--- start of Provided material ---
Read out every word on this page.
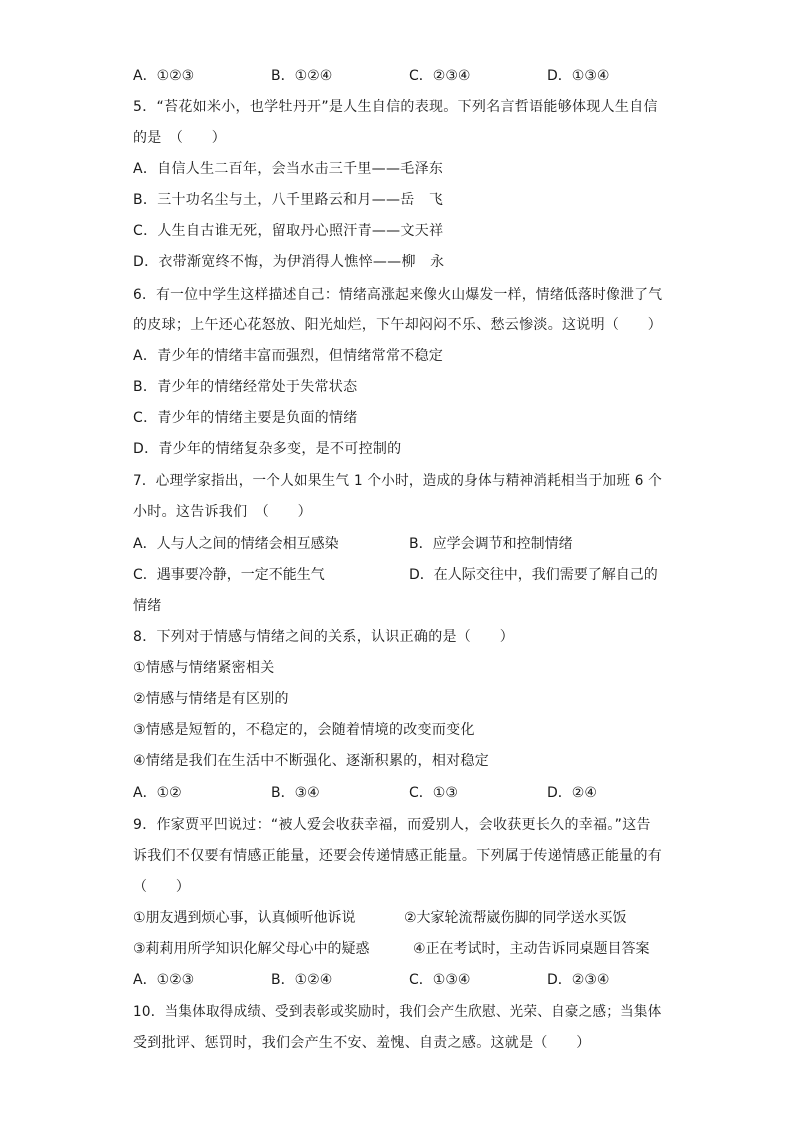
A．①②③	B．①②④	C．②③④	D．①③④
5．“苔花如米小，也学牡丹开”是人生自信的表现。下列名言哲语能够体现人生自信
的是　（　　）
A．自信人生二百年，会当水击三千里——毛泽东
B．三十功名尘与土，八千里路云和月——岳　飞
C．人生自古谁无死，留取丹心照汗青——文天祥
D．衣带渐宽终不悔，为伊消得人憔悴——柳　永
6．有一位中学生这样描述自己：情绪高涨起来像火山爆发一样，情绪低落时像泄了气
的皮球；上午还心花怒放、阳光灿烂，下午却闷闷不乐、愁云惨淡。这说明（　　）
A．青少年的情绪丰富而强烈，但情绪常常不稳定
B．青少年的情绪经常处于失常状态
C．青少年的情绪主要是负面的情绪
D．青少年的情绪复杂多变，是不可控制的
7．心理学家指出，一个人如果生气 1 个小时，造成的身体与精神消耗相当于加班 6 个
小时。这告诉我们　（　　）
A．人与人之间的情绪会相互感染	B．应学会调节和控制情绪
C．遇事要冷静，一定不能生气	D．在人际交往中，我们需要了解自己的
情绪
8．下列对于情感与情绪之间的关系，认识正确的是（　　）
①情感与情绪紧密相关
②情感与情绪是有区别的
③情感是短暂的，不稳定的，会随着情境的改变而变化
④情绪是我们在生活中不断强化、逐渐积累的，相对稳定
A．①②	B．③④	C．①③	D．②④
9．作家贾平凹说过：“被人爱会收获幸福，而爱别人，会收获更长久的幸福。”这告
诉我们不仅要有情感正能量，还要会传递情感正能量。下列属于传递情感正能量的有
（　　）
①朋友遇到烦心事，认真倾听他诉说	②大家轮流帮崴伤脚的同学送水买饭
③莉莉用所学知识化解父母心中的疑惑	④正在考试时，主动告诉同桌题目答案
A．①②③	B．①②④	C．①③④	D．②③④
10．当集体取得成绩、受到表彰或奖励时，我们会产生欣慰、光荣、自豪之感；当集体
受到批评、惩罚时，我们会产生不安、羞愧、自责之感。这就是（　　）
--- end of Provided material ---
--- start of Provided material ---
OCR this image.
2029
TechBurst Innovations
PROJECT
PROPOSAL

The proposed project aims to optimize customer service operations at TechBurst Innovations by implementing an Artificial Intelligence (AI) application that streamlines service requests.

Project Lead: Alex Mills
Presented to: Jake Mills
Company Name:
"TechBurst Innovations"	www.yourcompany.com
--- end of Provided material ---
• _Requirement_
Filter out all lines lacking the word "Mills" and copy the rest.

• _Response_
Project Lead: Alex Mills
Presented to: Jake Mills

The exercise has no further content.